**Stored rows**
· · · · · · ·
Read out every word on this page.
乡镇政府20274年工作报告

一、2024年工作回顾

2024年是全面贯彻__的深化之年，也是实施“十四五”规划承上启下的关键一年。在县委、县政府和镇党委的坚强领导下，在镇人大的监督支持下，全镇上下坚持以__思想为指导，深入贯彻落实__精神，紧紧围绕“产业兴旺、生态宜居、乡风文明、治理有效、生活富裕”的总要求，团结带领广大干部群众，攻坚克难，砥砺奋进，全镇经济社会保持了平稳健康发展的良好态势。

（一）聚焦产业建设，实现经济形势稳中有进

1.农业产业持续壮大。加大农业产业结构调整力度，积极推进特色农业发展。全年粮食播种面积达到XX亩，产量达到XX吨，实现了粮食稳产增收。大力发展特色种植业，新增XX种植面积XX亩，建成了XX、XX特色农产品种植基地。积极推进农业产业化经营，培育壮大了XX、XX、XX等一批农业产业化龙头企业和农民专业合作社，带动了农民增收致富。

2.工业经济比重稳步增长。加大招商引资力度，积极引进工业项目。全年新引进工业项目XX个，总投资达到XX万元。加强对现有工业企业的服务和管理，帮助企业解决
· · · · · · ·
**What you are asked to do**
Retype the material above, line by line, exactly.

**Written response**
Read out every word on this page.
乡镇政府20274年工作报告

一、2024年工作回顾

2024年是全面贯彻__的深化之年，也是实施“十四五”规划承上启下的关键一年。在县委、县政府和镇党委的坚强领导下，在镇人大的监督支持下，全镇上下坚持以__思想为指导，深入贯彻落实__精神，紧紧围绕“产业兴旺、生态宜居、乡风文明、治理有效、生活富裕”的总要求，团结带领广大干部群众，攻坚克难，砥砺奋进，全镇经济社会保持了平稳健康发展的良好态势。

（一）聚焦产业建设，实现经济形势稳中有进

1.农业产业持续壮大。加大农业产业结构调整力度，积极推进特色农业发展。全年粮食播种面积达到XX亩，产量达到XX吨，实现了粮食稳产增收。大力发展特色种植业，新增XX种植面积XX亩，建成了XX、XX特色农产品种植基地。积极推进农业产业化经营，培育壮大了XX、XX、XX等一批农业产业化龙头企业和农民专业合作社，带动了农民增收致富。

2.工业经济比重稳步增长。加大招商引资力度，积极引进工业项目。全年新引进工业项目XX个，总投资达到XX万元。加强对现有工业企业的服务和管理，帮助企业解决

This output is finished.